_Exercise requirements_:
Please find all lines in the data that hold the string "true" and copy them.

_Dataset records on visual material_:
○ ○ ○ ○ ○
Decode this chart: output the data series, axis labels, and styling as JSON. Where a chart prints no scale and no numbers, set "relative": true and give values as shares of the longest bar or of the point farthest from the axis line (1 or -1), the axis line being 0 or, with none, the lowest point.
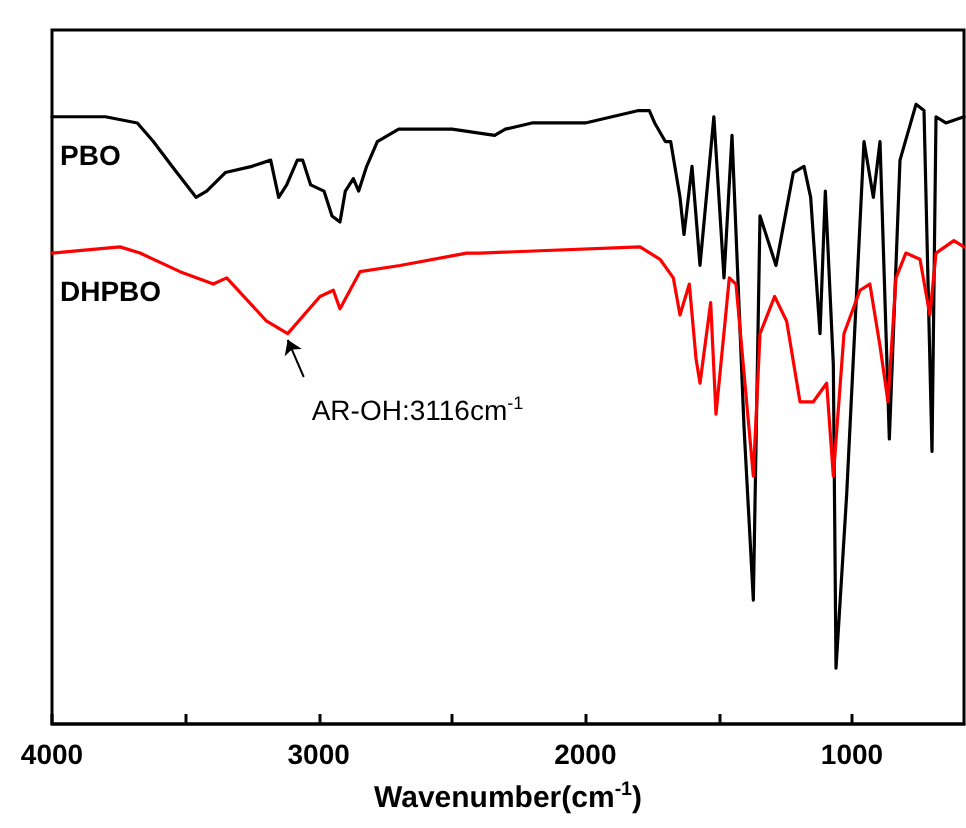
{
  "chart_data": {
    "type": "line",
    "relative": true,
    "xlabel": "Wavenumber(cm$^{-1}$)",
    "xlim": [
      4000,
      580
    ],
    "xticks": [
      4000,
      {
        "value": 3500,
        "label": null
      },
      3000,
      {
        "value": 2500,
        "label": null
      },
      2000,
      {
        "value": 1500,
        "label": null
      },
      1000
    ],
    "legend": false,
    "grid": false,
    "line_style": "solid",
    "annotations": [
      {
        "text": "AR-OH:3116cm$^{-1}$",
        "x": 3116,
        "y": 0.63
      }
    ],
    "series": [
      {
        "name": "PBO",
        "color": "#000000",
        "x": [
          4000,
          3800,
          3680,
          3620,
          3550,
          3460,
          3420,
          3350,
          3250,
          3180,
          3150,
          3120,
          3080,
          3060,
          3030,
          2980,
          2950,
          2920,
          2900,
          2870,
          2850,
          2820,
          2780,
          2700,
          2600,
          2500,
          2340,
          2300,
          2200,
          2000,
          1900,
          1800,
          1760,
          1740,
          1700,
          1680,
          1645,
          1630,
          1600,
          1570,
          1518,
          1480,
          1450,
          1405,
          1370,
          1345,
          1285,
          1220,
          1180,
          1155,
          1120,
          1100,
          1070,
          1060,
          1020,
          955,
          920,
          895,
          860,
          820,
          760,
          730,
          700,
          685,
          648,
          580
        ],
        "values": [
          0.98,
          0.98,
          0.97,
          0.94,
          0.9,
          0.85,
          0.86,
          0.89,
          0.9,
          0.91,
          0.85,
          0.87,
          0.91,
          0.91,
          0.87,
          0.86,
          0.82,
          0.81,
          0.86,
          0.88,
          0.86,
          0.9,
          0.94,
          0.96,
          0.96,
          0.96,
          0.95,
          0.96,
          0.97,
          0.97,
          0.98,
          0.99,
          0.99,
          0.97,
          0.94,
          0.94,
          0.85,
          0.79,
          0.9,
          0.74,
          0.98,
          0.72,
          0.95,
          0.48,
          0.2,
          0.82,
          0.74,
          0.89,
          0.9,
          0.85,
          0.63,
          0.86,
          0.58,
          0.09,
          0.37,
          0.94,
          0.85,
          0.94,
          0.46,
          0.91,
          1.0,
          0.99,
          0.44,
          0.98,
          0.97,
          0.98
        ]
      },
      {
        "name": "DHPBO",
        "color": "#ff0000",
        "x": [
          4000,
          3745,
          3670,
          3520,
          3395,
          3345,
          3195,
          3116,
          2995,
          2945,
          2920,
          2845,
          2695,
          2445,
          2395,
          1795,
          1720,
          1670,
          1645,
          1610,
          1585,
          1570,
          1530,
          1510,
          1460,
          1435,
          1370,
          1345,
          1290,
          1245,
          1195,
          1145,
          1095,
          1070,
          1030,
          970,
          933,
          895,
          865,
          835,
          798,
          745,
          708,
          685,
          618,
          580
        ],
        "values": [
          0.76,
          0.77,
          0.76,
          0.73,
          0.71,
          0.72,
          0.65,
          0.63,
          0.69,
          0.7,
          0.67,
          0.73,
          0.74,
          0.76,
          0.76,
          0.77,
          0.75,
          0.72,
          0.66,
          0.71,
          0.59,
          0.55,
          0.68,
          0.5,
          0.72,
          0.71,
          0.4,
          0.63,
          0.69,
          0.65,
          0.52,
          0.52,
          0.55,
          0.4,
          0.63,
          0.7,
          0.71,
          0.61,
          0.52,
          0.72,
          0.76,
          0.75,
          0.66,
          0.76,
          0.78,
          0.77
        ]
      }
    ]
  }
}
○ ○ ○ ○ ○
_Exercise solution_:
Decode this chart: output the data series, axis labels, and styling as JSON. Where a chart prints no scale and no numbers, set "relative": true and give values as shares of the longest bar or of the point farthest from the axis line (1 or -1), the axis line being 0 or, with none, the lowest point.
    "relative": true,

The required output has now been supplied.